Task requirements
Retype all of the data exactly as given.

Begin Dataset records

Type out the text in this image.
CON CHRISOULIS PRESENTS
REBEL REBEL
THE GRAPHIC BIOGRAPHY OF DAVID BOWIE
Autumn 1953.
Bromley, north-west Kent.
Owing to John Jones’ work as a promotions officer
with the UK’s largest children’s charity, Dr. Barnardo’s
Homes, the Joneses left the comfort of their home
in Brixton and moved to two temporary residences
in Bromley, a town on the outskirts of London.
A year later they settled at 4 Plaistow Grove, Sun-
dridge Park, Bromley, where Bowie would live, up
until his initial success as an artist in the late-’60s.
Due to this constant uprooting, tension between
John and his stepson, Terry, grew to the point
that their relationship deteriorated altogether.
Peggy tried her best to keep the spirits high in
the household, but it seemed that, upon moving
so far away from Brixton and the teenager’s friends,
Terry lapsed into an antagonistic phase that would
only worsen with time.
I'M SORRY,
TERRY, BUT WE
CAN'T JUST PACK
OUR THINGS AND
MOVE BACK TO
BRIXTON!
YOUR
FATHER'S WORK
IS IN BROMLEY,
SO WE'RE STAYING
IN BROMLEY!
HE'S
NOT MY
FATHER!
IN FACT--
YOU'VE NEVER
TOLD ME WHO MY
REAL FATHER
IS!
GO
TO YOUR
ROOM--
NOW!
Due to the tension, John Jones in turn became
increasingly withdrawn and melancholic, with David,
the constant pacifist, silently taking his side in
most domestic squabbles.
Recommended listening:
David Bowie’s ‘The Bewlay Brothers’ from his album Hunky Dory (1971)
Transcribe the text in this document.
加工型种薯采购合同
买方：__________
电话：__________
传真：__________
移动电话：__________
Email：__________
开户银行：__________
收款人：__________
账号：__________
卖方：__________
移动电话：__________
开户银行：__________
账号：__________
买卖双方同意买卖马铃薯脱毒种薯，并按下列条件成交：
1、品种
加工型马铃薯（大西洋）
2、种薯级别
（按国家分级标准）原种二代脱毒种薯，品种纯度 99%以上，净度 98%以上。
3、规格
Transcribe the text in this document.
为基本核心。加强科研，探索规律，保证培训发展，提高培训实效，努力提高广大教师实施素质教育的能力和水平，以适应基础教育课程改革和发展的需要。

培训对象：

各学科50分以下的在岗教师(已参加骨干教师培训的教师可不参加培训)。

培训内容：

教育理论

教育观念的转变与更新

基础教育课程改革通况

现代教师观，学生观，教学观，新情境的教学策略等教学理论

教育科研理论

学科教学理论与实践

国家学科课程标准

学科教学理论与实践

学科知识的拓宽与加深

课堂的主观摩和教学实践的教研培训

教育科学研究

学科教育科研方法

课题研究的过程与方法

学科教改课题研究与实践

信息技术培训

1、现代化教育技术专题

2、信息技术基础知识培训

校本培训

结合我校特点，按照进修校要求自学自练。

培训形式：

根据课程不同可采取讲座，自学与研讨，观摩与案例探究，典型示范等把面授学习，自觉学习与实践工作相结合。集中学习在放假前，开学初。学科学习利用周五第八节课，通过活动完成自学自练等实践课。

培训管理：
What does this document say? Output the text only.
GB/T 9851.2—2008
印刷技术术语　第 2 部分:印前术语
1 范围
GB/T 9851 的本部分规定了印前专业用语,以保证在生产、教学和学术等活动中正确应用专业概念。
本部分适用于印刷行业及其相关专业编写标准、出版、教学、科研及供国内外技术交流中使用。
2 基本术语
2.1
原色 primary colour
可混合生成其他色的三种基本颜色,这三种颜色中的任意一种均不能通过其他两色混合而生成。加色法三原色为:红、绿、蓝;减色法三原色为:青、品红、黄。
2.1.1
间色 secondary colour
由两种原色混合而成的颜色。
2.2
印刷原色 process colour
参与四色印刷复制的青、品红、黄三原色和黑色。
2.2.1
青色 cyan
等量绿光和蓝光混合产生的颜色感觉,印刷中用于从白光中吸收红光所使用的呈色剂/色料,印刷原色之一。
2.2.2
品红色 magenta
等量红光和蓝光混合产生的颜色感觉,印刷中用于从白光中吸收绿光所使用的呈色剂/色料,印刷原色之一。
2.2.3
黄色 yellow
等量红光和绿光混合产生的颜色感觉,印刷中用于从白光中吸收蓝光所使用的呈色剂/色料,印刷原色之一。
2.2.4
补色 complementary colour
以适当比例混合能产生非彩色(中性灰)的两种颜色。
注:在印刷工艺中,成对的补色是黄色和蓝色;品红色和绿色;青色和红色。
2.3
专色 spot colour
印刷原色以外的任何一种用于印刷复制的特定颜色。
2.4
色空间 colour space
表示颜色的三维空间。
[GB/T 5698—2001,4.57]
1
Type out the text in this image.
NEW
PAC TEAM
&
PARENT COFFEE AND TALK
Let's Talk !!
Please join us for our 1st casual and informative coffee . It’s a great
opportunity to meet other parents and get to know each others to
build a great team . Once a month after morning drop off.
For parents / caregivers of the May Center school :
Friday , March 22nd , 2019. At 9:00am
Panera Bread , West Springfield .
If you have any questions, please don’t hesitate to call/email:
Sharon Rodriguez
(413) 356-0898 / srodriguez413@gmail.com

End Dataset records

Output for this exercise
Type out the text in this image.
CON CHRISOULIS PRESENTS
REBEL REBEL
THE GRAPHIC BIOGRAPHY OF DAVID BOWIE
Autumn 1953.
Bromley, north-west Kent.
Owing to John Jones’ work as a promotions officer
with the UK’s largest children’s charity, Dr. Barnardo’s
Homes, the Joneses left the comfort of their home
in Brixton and moved to two temporary residences
in Bromley, a town on the outskirts of London.
A year later they settled at 4 Plaistow Grove, Sun-
dridge Park, Bromley, where Bowie would live, up
until his initial success as an artist in the late-’60s.
Due to this constant uprooting, tension between
John and his stepson, Terry, grew to the point
that their relationship deteriorated altogether.
Peggy tried her best to keep the spirits high in
the household, but it seemed that, upon moving
so far away from Brixton and the teenager’s friends,
Terry lapsed into an antagonistic phase that would
only worsen with time.
I'M SORRY,
TERRY, BUT WE
CAN'T JUST PACK
OUR THINGS AND
MOVE BACK TO
BRIXTON!
YOUR
FATHER'S WORK
IS IN BROMLEY,
SO WE'RE STAYING
IN BROMLEY!
HE'S
NOT MY
FATHER!
IN FACT--
YOU'VE NEVER
TOLD ME WHO MY
REAL FATHER
IS!
GO
TO YOUR
ROOM--
NOW!
Due to the tension, John Jones in turn became
increasingly withdrawn and melancholic, with David,
the constant pacifist, silently taking his side in
most domestic squabbles.
Recommended listening:
David Bowie’s ‘The Bewlay Brothers’ from his album Hunky Dory (1971)
Transcribe the text in this document.
加工型种薯采购合同
买方：__________
电话：__________
传真：__________
移动电话：__________
Email：__________
开户银行：__________
收款人：__________
账号：__________
卖方：__________
移动电话：__________
开户银行：__________
账号：__________
买卖双方同意买卖马铃薯脱毒种薯，并按下列条件成交：
1、品种
加工型马铃薯（大西洋）
2、种薯级别
（按国家分级标准）原种二代脱毒种薯，品种纯度 99%以上，净度 98%以上。
3、规格
Transcribe the text in this document.
为基本核心。加强科研，探索规律，保证培训发展，提高培训实效，努力提高广大教师实施素质教育的能力和水平，以适应基础教育课程改革和发展的需要。

培训对象：

各学科50分以下的在岗教师(已参加骨干教师培训的教师可不参加培训)。

培训内容：

教育理论

教育观念的转变与更新

基础教育课程改革通况

现代教师观，学生观，教学观，新情境的教学策略等教学理论

教育科研理论

学科教学理论与实践

国家学科课程标准

学科教学理论与实践

学科知识的拓宽与加深

课堂的主观摩和教学实践的教研培训

教育科学研究

学科教育科研方法

课题研究的过程与方法

学科教改课题研究与实践

信息技术培训

1、现代化教育技术专题

2、信息技术基础知识培训

校本培训

结合我校特点，按照进修校要求自学自练。

培训形式：

根据课程不同可采取讲座，自学与研讨，观摩与案例探究，典型示范等把面授学习，自觉学习与实践工作相结合。集中学习在放假前，开学初。学科学习利用周五第八节课，通过活动完成自学自练等实践课。

培训管理：
What does this document say? Output the text only.
GB/T 9851.2—2008
印刷技术术语　第 2 部分:印前术语
1 范围
GB/T 9851 的本部分规定了印前专业用语,以保证在生产、教学和学术等活动中正确应用专业概念。
本部分适用于印刷行业及其相关专业编写标准、出版、教学、科研及供国内外技术交流中使用。
2 基本术语
2.1
原色 primary colour
可混合生成其他色的三种基本颜色,这三种颜色中的任意一种均不能通过其他两色混合而生成。加色法三原色为:红、绿、蓝;减色法三原色为:青、品红、黄。
2.1.1
间色 secondary colour
由两种原色混合而成的颜色。
2.2
印刷原色 process colour
参与四色印刷复制的青、品红、黄三原色和黑色。
2.2.1
青色 cyan
等量绿光和蓝光混合产生的颜色感觉,印刷中用于从白光中吸收红光所使用的呈色剂/色料,印刷原色之一。
2.2.2
品红色 magenta
等量红光和蓝光混合产生的颜色感觉,印刷中用于从白光中吸收绿光所使用的呈色剂/色料,印刷原色之一。
2.2.3
黄色 yellow
等量红光和绿光混合产生的颜色感觉,印刷中用于从白光中吸收蓝光所使用的呈色剂/色料,印刷原色之一。
2.2.4
补色 complementary colour
以适当比例混合能产生非彩色(中性灰)的两种颜色。
注:在印刷工艺中,成对的补色是黄色和蓝色;品红色和绿色;青色和红色。
2.3
专色 spot colour
印刷原色以外的任何一种用于印刷复制的特定颜色。
2.4
色空间 colour space
表示颜色的三维空间。
[GB/T 5698—2001,4.57]
1
Type out the text in this image.
NEW
PAC TEAM
&
PARENT COFFEE AND TALK
Let's Talk !!
Please join us for our 1st casual and informative coffee . It’s a great
opportunity to meet other parents and get to know each others to
build a great team . Once a month after morning drop off.
For parents / caregivers of the May Center school :
Friday , March 22nd , 2019. At 9:00am
Panera Bread , West Springfield .
If you have any questions, please don’t hesitate to call/email:
Sharon Rodriguez
(413) 356-0898 / srodriguez413@gmail.com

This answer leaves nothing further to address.